-- Start of Exercise data --

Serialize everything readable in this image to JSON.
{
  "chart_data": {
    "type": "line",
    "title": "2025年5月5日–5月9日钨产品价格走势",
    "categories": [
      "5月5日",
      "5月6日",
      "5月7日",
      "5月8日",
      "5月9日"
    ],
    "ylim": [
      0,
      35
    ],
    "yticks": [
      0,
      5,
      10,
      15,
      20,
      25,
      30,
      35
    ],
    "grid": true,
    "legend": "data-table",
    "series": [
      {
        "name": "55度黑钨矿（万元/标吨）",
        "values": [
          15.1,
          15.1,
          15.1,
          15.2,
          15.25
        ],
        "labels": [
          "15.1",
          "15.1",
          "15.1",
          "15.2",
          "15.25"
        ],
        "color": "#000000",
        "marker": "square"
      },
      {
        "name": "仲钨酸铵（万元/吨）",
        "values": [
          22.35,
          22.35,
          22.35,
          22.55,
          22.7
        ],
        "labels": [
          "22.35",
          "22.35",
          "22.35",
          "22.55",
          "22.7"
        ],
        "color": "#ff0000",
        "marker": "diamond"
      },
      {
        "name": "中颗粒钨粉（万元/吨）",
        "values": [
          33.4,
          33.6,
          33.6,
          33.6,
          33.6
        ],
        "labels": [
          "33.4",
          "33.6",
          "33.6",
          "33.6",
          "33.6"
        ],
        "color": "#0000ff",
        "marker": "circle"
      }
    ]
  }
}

-- End of Exercise data --

**Exercise directions**
Each entry above is to be quoted exactly.

**Full response**
Serialize everything readable in this image to JSON.
{
  "chart_data": {
    "type": "line",
    "title": "2025年5月5日–5月9日钨产品价格走势",
    "categories": [
      "5月5日",
      "5月6日",
      "5月7日",
      "5月8日",
      "5月9日"
    ],
    "ylim": [
      0,
      35
    ],
    "yticks": [
      0,
      5,
      10,
      15,
      20,
      25,
      30,
      35
    ],
    "grid": true,
    "legend": "data-table",
    "series": [
      {
        "name": "55度黑钨矿（万元/标吨）",
        "values": [
          15.1,
          15.1,
          15.1,
          15.2,
          15.25
        ],
        "labels": [
          "15.1",
          "15.1",
          "15.1",
          "15.2",
          "15.25"
        ],
        "color": "#000000",
        "marker": "square"
      },
      {
        "name": "仲钨酸铵（万元/吨）",
        "values": [
          22.35,
          22.35,
          22.35,
          22.55,
          22.7
        ],
        "labels": [
          "22.35",
          "22.35",
          "22.35",
          "22.55",
          "22.7"
        ],
        "color": "#ff0000",
        "marker": "diamond"
      },
      {
        "name": "中颗粒钨粉（万元/吨）",
        "values": [
          33.4,
          33.6,
          33.6,
          33.6,
          33.6
        ],
        "labels": [
          "33.4",
          "33.6",
          "33.6",
          "33.6",
          "33.6"
        ],
        "color": "#0000ff",
        "marker": "circle"
      }
    ]
  }
}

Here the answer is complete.